Data entries

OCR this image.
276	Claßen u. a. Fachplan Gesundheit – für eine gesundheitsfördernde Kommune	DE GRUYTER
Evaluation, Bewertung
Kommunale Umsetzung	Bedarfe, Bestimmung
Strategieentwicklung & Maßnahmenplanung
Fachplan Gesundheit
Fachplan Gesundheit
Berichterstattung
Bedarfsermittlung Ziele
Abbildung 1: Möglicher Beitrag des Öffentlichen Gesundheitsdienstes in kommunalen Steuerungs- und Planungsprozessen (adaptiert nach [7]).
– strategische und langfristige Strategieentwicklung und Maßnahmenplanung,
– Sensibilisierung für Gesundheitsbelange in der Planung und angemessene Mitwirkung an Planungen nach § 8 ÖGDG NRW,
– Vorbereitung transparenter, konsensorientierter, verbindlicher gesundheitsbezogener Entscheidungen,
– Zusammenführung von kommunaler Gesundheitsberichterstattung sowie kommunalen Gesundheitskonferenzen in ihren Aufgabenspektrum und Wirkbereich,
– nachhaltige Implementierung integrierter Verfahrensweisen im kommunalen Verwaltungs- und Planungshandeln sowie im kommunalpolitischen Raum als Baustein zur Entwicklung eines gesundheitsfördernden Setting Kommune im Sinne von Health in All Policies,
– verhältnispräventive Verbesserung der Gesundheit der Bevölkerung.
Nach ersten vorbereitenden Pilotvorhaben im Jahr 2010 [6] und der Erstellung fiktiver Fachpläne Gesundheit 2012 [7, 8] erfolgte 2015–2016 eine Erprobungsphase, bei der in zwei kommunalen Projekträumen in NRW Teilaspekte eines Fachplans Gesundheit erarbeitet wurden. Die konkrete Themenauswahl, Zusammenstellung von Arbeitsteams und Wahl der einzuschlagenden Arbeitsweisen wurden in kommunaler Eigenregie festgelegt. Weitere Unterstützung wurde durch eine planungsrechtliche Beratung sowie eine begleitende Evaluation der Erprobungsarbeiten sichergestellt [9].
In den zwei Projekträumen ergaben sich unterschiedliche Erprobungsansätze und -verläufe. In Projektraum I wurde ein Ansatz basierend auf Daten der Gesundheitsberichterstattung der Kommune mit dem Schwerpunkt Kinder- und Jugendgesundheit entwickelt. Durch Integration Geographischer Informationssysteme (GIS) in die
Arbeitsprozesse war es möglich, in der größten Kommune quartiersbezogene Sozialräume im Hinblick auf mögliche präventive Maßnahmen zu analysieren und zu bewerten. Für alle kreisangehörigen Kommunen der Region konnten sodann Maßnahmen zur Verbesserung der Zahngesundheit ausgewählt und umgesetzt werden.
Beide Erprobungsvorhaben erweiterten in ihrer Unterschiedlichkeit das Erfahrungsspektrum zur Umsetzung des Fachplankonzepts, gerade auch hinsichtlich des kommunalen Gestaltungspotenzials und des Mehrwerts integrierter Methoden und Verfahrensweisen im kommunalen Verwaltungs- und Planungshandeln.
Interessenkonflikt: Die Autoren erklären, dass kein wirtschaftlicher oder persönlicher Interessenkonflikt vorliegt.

GOAL —
Retype the records above exactly.

SOLUTION FOR THIS EXERCISE —
OCR this image.
276	Claßen u. a. Fachplan Gesundheit – für eine gesundheitsfördernde Kommune	DE GRUYTER
Evaluation, Bewertung
Kommunale Umsetzung	Bedarfe, Bestimmung
Strategieentwicklung & Maßnahmenplanung
Fachplan Gesundheit
Fachplan Gesundheit
Berichterstattung
Bedarfsermittlung Ziele
Abbildung 1: Möglicher Beitrag des Öffentlichen Gesundheitsdienstes in kommunalen Steuerungs- und Planungsprozessen (adaptiert nach [7]).
– strategische und langfristige Strategieentwicklung und Maßnahmenplanung,
– Sensibilisierung für Gesundheitsbelange in der Planung und angemessene Mitwirkung an Planungen nach § 8 ÖGDG NRW,
– Vorbereitung transparenter, konsensorientierter, verbindlicher gesundheitsbezogener Entscheidungen,
– Zusammenführung von kommunaler Gesundheitsberichterstattung sowie kommunalen Gesundheitskonferenzen in ihren Aufgabenspektrum und Wirkbereich,
– nachhaltige Implementierung integrierter Verfahrensweisen im kommunalen Verwaltungs- und Planungshandeln sowie im kommunalpolitischen Raum als Baustein zur Entwicklung eines gesundheitsfördernden Setting Kommune im Sinne von Health in All Policies,
– verhältnispräventive Verbesserung der Gesundheit der Bevölkerung.
Nach ersten vorbereitenden Pilotvorhaben im Jahr 2010 [6] und der Erstellung fiktiver Fachpläne Gesundheit 2012 [7, 8] erfolgte 2015–2016 eine Erprobungsphase, bei der in zwei kommunalen Projekträumen in NRW Teilaspekte eines Fachplans Gesundheit erarbeitet wurden. Die konkrete Themenauswahl, Zusammenstellung von Arbeitsteams und Wahl der einzuschlagenden Arbeitsweisen wurden in kommunaler Eigenregie festgelegt. Weitere Unterstützung wurde durch eine planungsrechtliche Beratung sowie eine begleitende Evaluation der Erprobungsarbeiten sichergestellt [9].
In den zwei Projekträumen ergaben sich unterschiedliche Erprobungsansätze und -verläufe. In Projektraum I wurde ein Ansatz basierend auf Daten der Gesundheitsberichterstattung der Kommune mit dem Schwerpunkt Kinder- und Jugendgesundheit entwickelt. Durch Integration Geographischer Informationssysteme (GIS) in die
Arbeitsprozesse war es möglich, in der größten Kommune quartiersbezogene Sozialräume im Hinblick auf mögliche präventive Maßnahmen zu analysieren und zu bewerten. Für alle kreisangehörigen Kommunen der Region konnten sodann Maßnahmen zur Verbesserung der Zahngesundheit ausgewählt und umgesetzt werden.
Beide Erprobungsvorhaben erweiterten in ihrer Unterschiedlichkeit das Erfahrungsspektrum zur Umsetzung des Fachplankonzepts, gerade auch hinsichtlich des kommunalen Gestaltungspotenzials und des Mehrwerts integrierter Methoden und Verfahrensweisen im kommunalen Verwaltungs- und Planungshandeln.
Interessenkonflikt: Die Autoren erklären, dass kein wirtschaftlicher oder persönlicher Interessenkonflikt vorliegt.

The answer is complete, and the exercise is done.